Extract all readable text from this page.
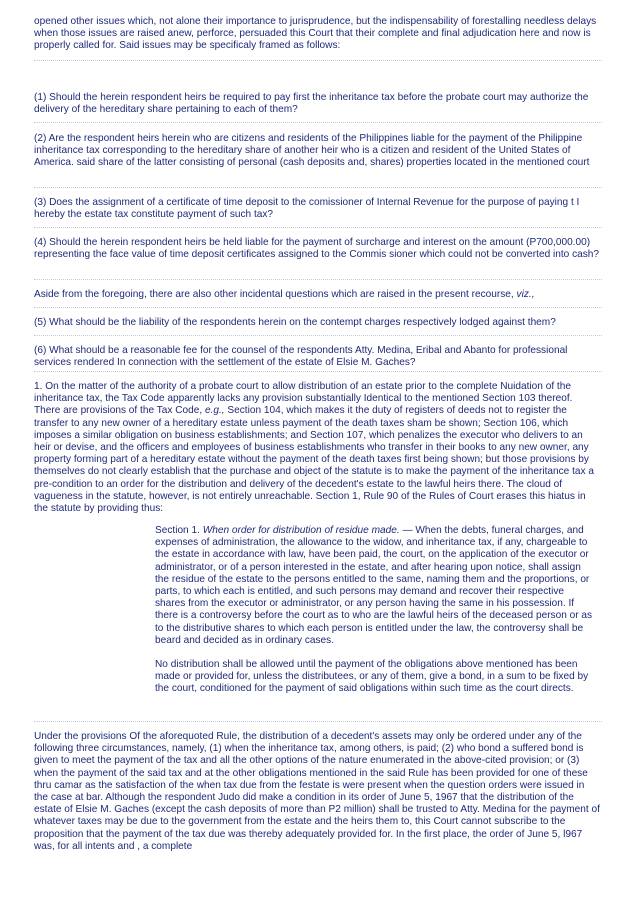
opened other issues which, not alone their importance to jurisprudence, but the indispensability of forestalling needless delays when those issues are raised anew, perforce, persuaded this Court that their complete and final adjudication here and now is properly called for. Said issues may be specificaly framed as follows:

(1) Should the herein respondent heirs be required to pay first the inheritance tax before the probate court may authorize the delivery of the hereditary share pertaining to each of them?

(2) Are the respondent heirs herein who are citizens and residents of the Philippines liable for the payment of the Philippine inheritance tax corresponding to the hereditary share of another heir who is a citizen and resident of the United States of America. said share of the latter consisting of personal (cash deposits and, shares) properties located in the mentioned court

(3) Does the assignment of a certificate of time deposit to the comissioner of Internal Revenue for the purpose of paying t I hereby the estate tax constitute payment of such tax?

(4) Should the herein respondent heirs be held liable for the payment of surcharge and interest on the amount (P700,000.00) representing the face value of time deposit certificates assigned to the Commis sioner which could not be converted into cash?

Aside from the foregoing, there are also other incidental questions which are raised in the present recourse, viz.,

(5) What should be the liability of the respondents herein on the contempt charges respectively lodged against them?

(6) What should be a reasonable fee for the counsel of the respondents Atty. Medina, Eribal and Abanto for professional services rendered In connection with the settlement of the estate of Elsie M. Gaches?

1. On the matter of the authority of a probate court to allow distribution of an estate prior to the complete Nuidation of the inheritance tax, the Tax Code apparently lacks any provision substantially Identical to the mentioned Section 103 thereof. There are provisions of the Tax Code, e.g., Section 104, which makes it the duty of registers of deeds not to register the transfer to any new owner of a hereditary estate unless payment of the death taxes sham be shown; Section 106, which imposes a similar obligation on business establishments; and Section 107, which penalizes the executor who delivers to an heir or devise, and the officers and employees of business establishments who transfer in their books to any new owner, any property forming part of a hereditary estate without the payment of the death taxes first being shown; but those provisions by themselves do not clearly establish that the purchase and object of the statute is to make the payment of the inheritance tax a pre-condition to an order for the distribution and delivery of the decedent's estate to the lawful heirs there. The cloud of vagueness in the statute, however, is not entirely unreachable. Section 1, Rule 90 of the Rules of Court erases this hiatus in the statute by providing thus:

Section 1. When order for distribution of residue made. — When the debts, funeral charges, and expenses of administration, the allowance to the widow, and inheritance tax, if any, chargeable to the estate in accordance with law, have been paid, the court, on the application of the executor or administrator, or of a person interested in the estate, and after hearing upon notice, shall assign the residue of the estate to the persons entitled to the same, naming them and the proportions, or parts, to which each is entitled, and such persons may demand and recover their respective shares from the executor or administrator, or any person having the same in his possession. If there is a controversy before the court as to who are the lawful heirs of the deceased person or as to the distributive shares to which each person is entitled under the law, the controversy shall be beard and decided as in ordinary cases.

No distribution shall be allowed until the payment of the obligations above mentioned has been made or provided for, unless the distributees, or any of them, give a bond, in a sum to be fixed by the court, conditioned for the payment of said obligations within such time as the court directs.

Under the provisions Of the aforequoted Rule, the distribution of a decedent's assets may only be ordered under any of the following three circumstances, namely, (1) when the inheritance tax, among others, is paid; (2) who bond a suffered bond is given to meet the payment of the tax and all the other options of the nature enumerated in the above-cited provision; or (3) when the payment of the said tax and at the other obligations mentioned in the said Rule has been provided for one of these thru camar as the satisfaction of the when tax due from the festate is were present when the question orders were issued in the case at bar. Although the respondent Judo did make a condition in its order of June 5, 1967 that the distribution of the estate of Elsie M. Gaches (except the cash deposits of more than P2 million) shall be trusted to Atty. Medina for the payment of whatever taxes may be due to the government from the estate and the heirs them to, this Court cannot subscribe to the proposition that the payment of the tax due was thereby adequately provided for. In the first place, the order of June 5, l967 was, for all intents and , a complete
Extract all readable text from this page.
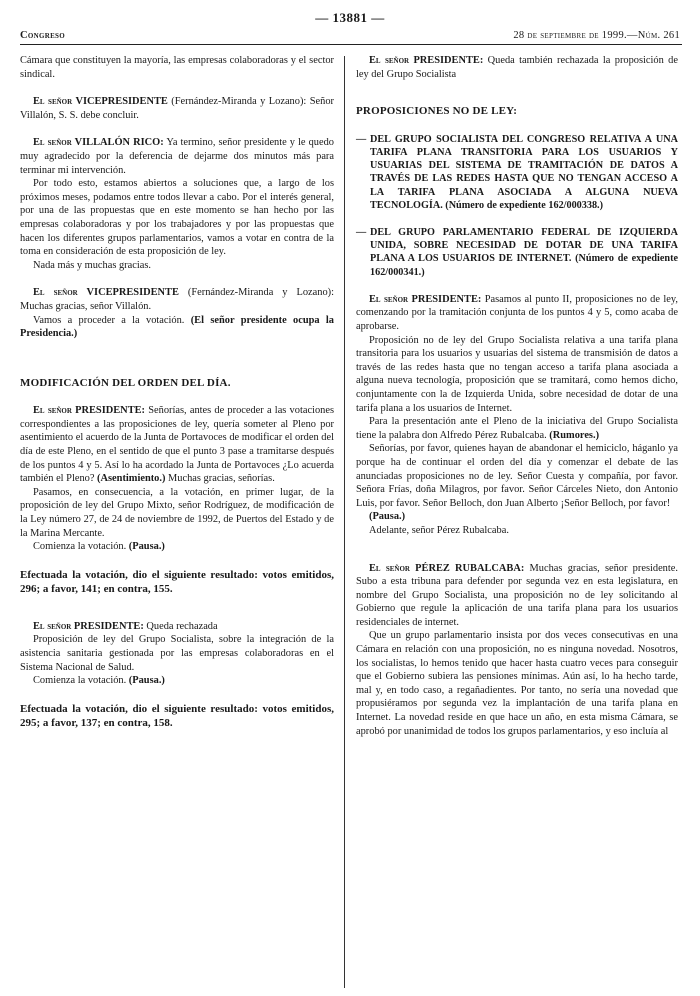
— 13881 —
Congreso	28 de septiembre de 1999.—Núm. 261

Cámara que constituyen la mayoría, las empresas colaboradoras y el sector sindical.

El señor VICEPRESIDENTE (Fernández-Miranda y Lozano): Señor Villalón, S. S. debe concluir.

El señor VILLALÓN RICO: Ya termino, señor presidente y le quedo muy agradecido por la deferencia de dejarme dos minutos más para terminar mi intervención.

Por todo esto, estamos abiertos a soluciones que, a largo de los próximos meses, podamos entre todos llevar a cabo. Por el interés general, por una de las propuestas que en este momento se han hecho por las empresas colaboradoras y por los trabajadores y por las propuestas que hacen los diferentes grupos parlamentarios, vamos a votar en contra de la toma en consideración de esta proposición de ley.

Nada más y muchas gracias.

El señor VICEPRESIDENTE (Fernández-Miranda y Lozano): Muchas gracias, señor Villalón.

Vamos a proceder a la votación. (El señor presidente ocupa la Presidencia.)

MODIFICACIÓN DEL ORDEN DEL DÍA.

El señor PRESIDENTE: Señorías, antes de proceder a las votaciones correspondientes a las proposiciones de ley, quería someter al Pleno por asentimiento el acuerdo de la Junta de Portavoces de modificar el orden del día de este Pleno, en el sentido de que el punto 3 pase a tramitarse después de los puntos 4 y 5. Así lo ha acordado la Junta de Portavoces ¿Lo acuerda también el Pleno? (Asentimiento.) Muchas gracias, señorías.

Pasamos, en consecuencia, a la votación, en primer lugar, de la proposición de ley del Grupo Mixto, señor Rodríguez, de modificación de la Ley número 27, de 24 de noviembre de 1992, de Puertos del Estado y de la Marina Mercante.

Comienza la votación. (Pausa.)

Efectuada la votación, dio el siguiente resultado: votos emitidos, 296; a favor, 141; en contra, 155.

El señor PRESIDENTE: Queda rechazada

Proposición de ley del Grupo Socialista, sobre la integración de la asistencia sanitaria gestionada por las empresas colaboradoras en el Sistema Nacional de Salud.

Comienza la votación. (Pausa.)

Efectuada la votación, dio el siguiente resultado: votos emitidos, 295; a favor, 137; en contra, 158.

El señor PRESIDENTE: Queda también rechazada la proposición de ley del Grupo Socialista

PROPOSICIONES NO DE LEY:

— DEL GRUPO SOCIALISTA DEL CONGRESO RELATIVA A UNA TARIFA PLANA TRANSITORIA PARA LOS USUARIOS Y USUARIAS DEL SISTEMA DE TRAMITACIÓN DE DATOS A TRAVÉS DE LAS REDES HASTA QUE NO TENGAN ACCESO A LA TARIFA PLANA ASOCIADA A ALGUNA NUEVA TECNOLOGÍA. (Número de expediente 162/000338.)

— DEL GRUPO PARLAMENTARIO FEDERAL DE IZQUIERDA UNIDA, SOBRE NECESIDAD DE DOTAR DE UNA TARIFA PLANA A LOS USUARIOS DE INTERNET. (Número de expediente 162/000341.)

El señor PRESIDENTE: Pasamos al punto II, proposiciones no de ley, comenzando por la tramitación conjunta de los puntos 4 y 5, como acaba de aprobarse.

Proposición no de ley del Grupo Socialista relativa a una tarifa plana transitoria para los usuarios y usuarias del sistema de transmisión de datos a través de las redes hasta que no tengan acceso a tarifa plana asociada a alguna nueva tecnología, proposición que se tramitará, como hemos dicho, conjuntamente con la de Izquierda Unida, sobre necesidad de dotar de una tarifa plana a los usuarios de Internet.

Para la presentación ante el Pleno de la iniciativa del Grupo Socialista tiene la palabra don Alfredo Pérez Rubalcaba. (Rumores.)

Señorías, por favor, quienes hayan de abandonar el hemiciclo, háganlo ya porque ha de continuar el orden del día y comenzar el debate de las anunciadas proposiciones no de ley. Señor Cuesta y compañía, por favor. Señora Frías, doña Milagros, por favor. Señor Cárceles Nieto, don Antonio Luis, por favor. Señor Belloch, don Juan Alberto ¡Señor Belloch, por favor!

(Pausa.)

Adelante, señor Pérez Rubalcaba.

El señor PÉREZ RUBALCABA: Muchas gracias, señor presidente. Subo a esta tribuna para defender por segunda vez en esta legislatura, en nombre del Grupo Socialista, una proposición no de ley solicitando al Gobierno que regule la aplicación de una tarifa plana para los usuarios residenciales de internet.

Que un grupo parlamentario insista por dos veces consecutivas en una Cámara en relación con una proposición, no es ninguna novedad. Nosotros, los socialistas, lo hemos tenido que hacer hasta cuatro veces para conseguir que el Gobierno subiera las pensiones mínimas. Aún así, lo ha hecho tarde, mal y, en todo caso, a regañadientes. Por tanto, no sería una novedad que propusiéramos por segunda vez la implantación de una tarifa plana en Internet. La novedad reside en que hace un año, en esta misma Cámara, se aprobó por unanimidad de todos los grupos parlamentarios, y eso incluía al
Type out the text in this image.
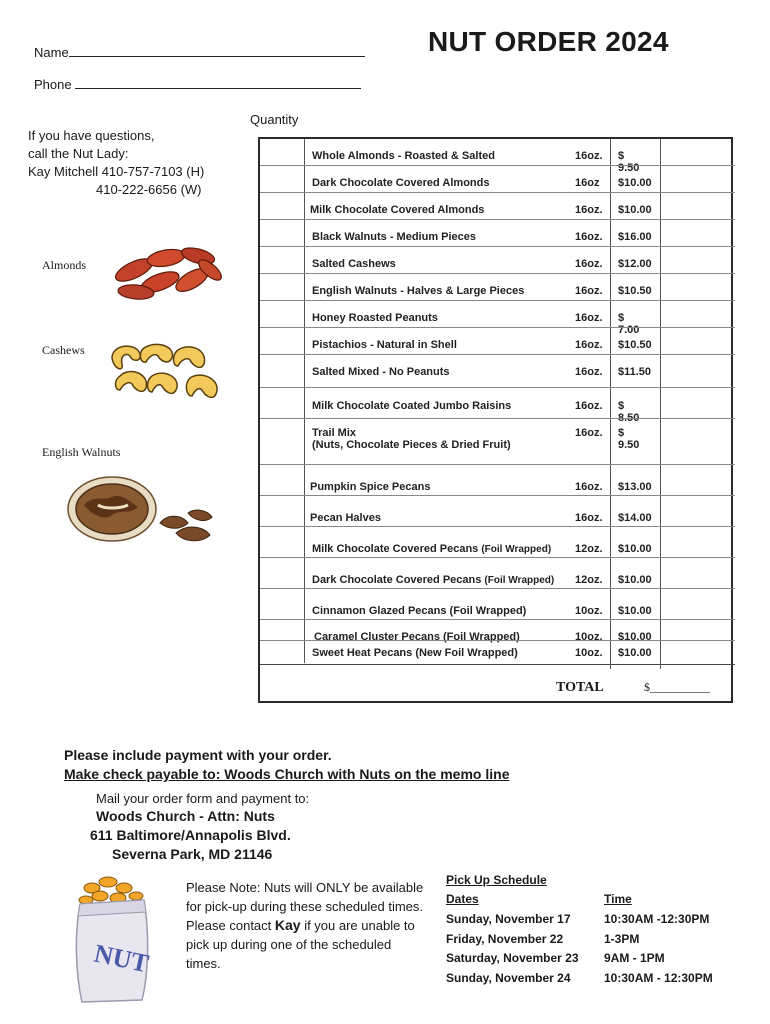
NUT ORDER 2024
Name
Phone
If you have questions,
call the Nut Lady:
Kay Mitchell 410-757-7103 (H)
410-222-6656 (W)
Almonds
Cashews
English Walnuts
Quantity
Whole Almonds - Roasted & Salted	16oz. $ 9.50
Dark Chocolate Covered Almonds	16oz $10.00
Milk Chocolate Covered Almonds	16oz. $10.00
Black Walnuts - Medium Pieces	16oz. $16.00
Salted Cashews	16oz. $12.00
English Walnuts - Halves & Large Pieces	16oz. $10.50
Honey Roasted Peanuts	16oz. $ 7.00
Pistachios - Natural in Shell	16oz. $10.50
Salted Mixed - No Peanuts	16oz. $11.50
Milk Chocolate Coated Jumbo Raisins	16oz. $ 8.50
Trail Mix
(Nuts, Chocolate Pieces & Dried Fruit)
16oz. $ 9.50
Pumpkin Spice Pecans	16oz. $13.00
Pecan Halves	16oz. $14.00
Milk Chocolate Covered Pecans (Foil Wrapped) 12oz. $10.00
Dark Chocolate Covered Pecans (Foil Wrapped) 12oz. $10.00
Cinnamon Glazed Pecans (Foil Wrapped)	10oz. $10.00
Caramel Cluster Pecans (Foil Wrapped)	10oz. $10.00
Sweet Heat Pecans (New Foil Wrapped)	10oz. $10.00
TOTAL	$__________
Please include payment with your order.
Make check payable to: Woods Church with Nuts on the memo line
Mail your order form and payment to:
Woods Church - Attn: Nuts
611 Baltimore/Annapolis Blvd.
Severna Park, MD 21146
NUT
Please Note: Nuts will ONLY be available for pick-up during these scheduled times. Please contact Kay if you are unable to pick up during one of the scheduled times.
Pick Up Schedule
Dates	Time
Sunday, November 17	10:30AM -12:30PM
Friday, November 22	1-3PM
Saturday, November 23 9AM - 1PM
Sunday, November 24	10:30AM - 12:30PM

## Job:
In the listing above, locate each line with "Queda" and copy it.

## Completed exercise:
El señor PRESIDENTE: Queda rechazada
El señor PRESIDENTE: Queda también rechazada la proposición de ley del Grupo Socialista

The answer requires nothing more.